TASK OBJECTIVE:
Quote the listing below in its entirety, omitting every image.

ENTRIES:
···
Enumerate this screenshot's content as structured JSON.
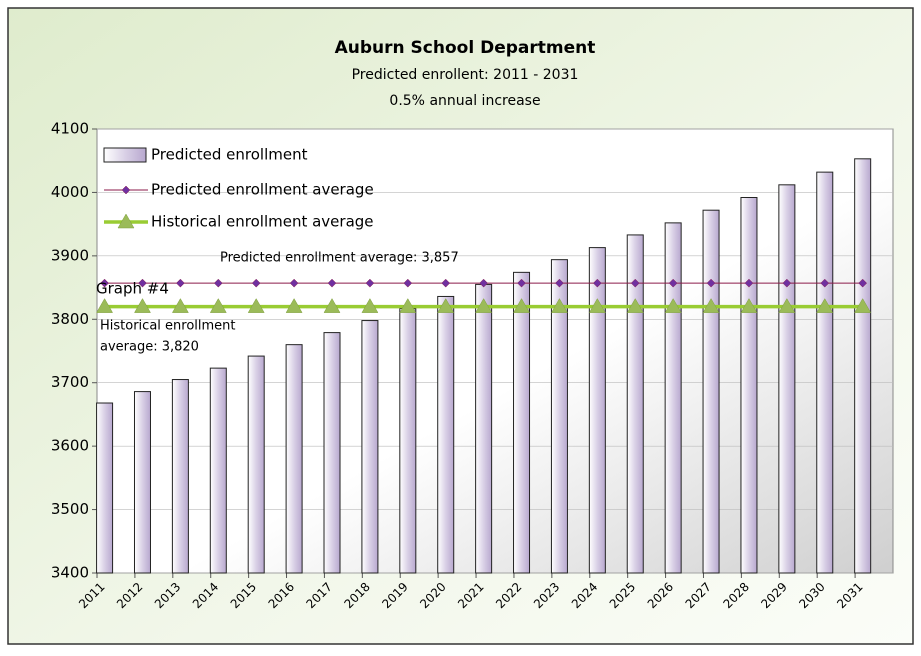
{
  "chart_data": {
    "type": "bar",
    "title": "Auburn School Department",
    "subtitle": "Predicted  enrollent: 2011 - 2031",
    "subtitle2": "0.5% annual increase",
    "label": "Graph #4",
    "categories": [
      "2011",
      "2012",
      "2013",
      "2014",
      "2015",
      "2016",
      "2017",
      "2018",
      "2019",
      "2020",
      "2021",
      "2022",
      "2023",
      "2024",
      "2025",
      "2026",
      "2027",
      "2028",
      "2029",
      "2030",
      "2031"
    ],
    "series": [
      {
        "name": "Predicted enrollment",
        "type": "bar",
        "color": "#d9d0e6",
        "values": [
          3668,
          3686,
          3705,
          3723,
          3742,
          3760,
          3779,
          3798,
          3817,
          3836,
          3855,
          3874,
          3894,
          3913,
          3933,
          3952,
          3972,
          3992,
          4012,
          4032,
          4053
        ]
      },
      {
        "name": "Predicted enrollment average",
        "type": "line",
        "marker": "diamond",
        "color": "#8b1a4a",
        "marker_color": "#7030a0",
        "values": [
          3857,
          3857,
          3857,
          3857,
          3857,
          3857,
          3857,
          3857,
          3857,
          3857,
          3857,
          3857,
          3857,
          3857,
          3857,
          3857,
          3857,
          3857,
          3857,
          3857,
          3857
        ]
      },
      {
        "name": "Historical enrollment average",
        "type": "line",
        "marker": "triangle",
        "color": "#99cc33",
        "marker_color": "#9bbb59",
        "values": [
          3820,
          3820,
          3820,
          3820,
          3820,
          3820,
          3820,
          3820,
          3820,
          3820,
          3820,
          3820,
          3820,
          3820,
          3820,
          3820,
          3820,
          3820,
          3820,
          3820,
          3820
        ]
      }
    ],
    "annotations": [
      {
        "lines": [
          "Predicted enrollment average: 3,857"
        ]
      },
      {
        "lines": [
          "Historical enrollment",
          "average: 3,820"
        ]
      }
    ],
    "ylim": [
      3400,
      4100
    ],
    "yticks": [
      3400,
      3500,
      3600,
      3700,
      3800,
      3900,
      4000,
      4100
    ],
    "grid": true
  }
}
···
CORRECT RESULT:
Enumerate this screenshot's content as structured JSON.
{
  "chart_data": {
    "type": "bar",
    "title": "Auburn School Department",
    "subtitle": "Predicted  enrollent: 2011 - 2031",
    "subtitle2": "0.5% annual increase",
    "label": "Graph #4",
    "categories": [
      "2011",
      "2012",
      "2013",
      "2014",
      "2015",
      "2016",
      "2017",
      "2018",
      "2019",
      "2020",
      "2021",
      "2022",
      "2023",
      "2024",
      "2025",
      "2026",
      "2027",
      "2028",
      "2029",
      "2030",
      "2031"
    ],
    "series": [
      {
        "name": "Predicted enrollment",
        "type": "bar",
        "color": "#d9d0e6",
        "values": [
          3668,
          3686,
          3705,
          3723,
          3742,
          3760,
          3779,
          3798,
          3817,
          3836,
          3855,
          3874,
          3894,
          3913,
          3933,
          3952,
          3972,
          3992,
          4012,
          4032,
          4053
        ]
      },
      {
        "name": "Predicted enrollment average",
        "type": "line",
        "marker": "diamond",
        "color": "#8b1a4a",
        "marker_color": "#7030a0",
        "values": [
          3857,
          3857,
          3857,
          3857,
          3857,
          3857,
          3857,
          3857,
          3857,
          3857,
          3857,
          3857,
          3857,
          3857,
          3857,
          3857,
          3857,
          3857,
          3857,
          3857,
          3857
        ]
      },
      {
        "name": "Historical enrollment average",
        "type": "line",
        "marker": "triangle",
        "color": "#99cc33",
        "marker_color": "#9bbb59",
        "values": [
          3820,
          3820,
          3820,
          3820,
          3820,
          3820,
          3820,
          3820,
          3820,
          3820,
          3820,
          3820,
          3820,
          3820,
          3820,
          3820,
          3820,
          3820,
          3820,
          3820,
          3820
        ]
      }
    ],
    "annotations": [
      {
        "lines": [
          "Predicted enrollment average: 3,857"
        ]
      },
      {
        "lines": [
          "Historical enrollment",
          "average: 3,820"
        ]
      }
    ],
    "ylim": [
      3400,
      4100
    ],
    "yticks": [
      3400,
      3500,
      3600,
      3700,
      3800,
      3900,
      4000,
      4100
    ],
    "grid": true
  }
}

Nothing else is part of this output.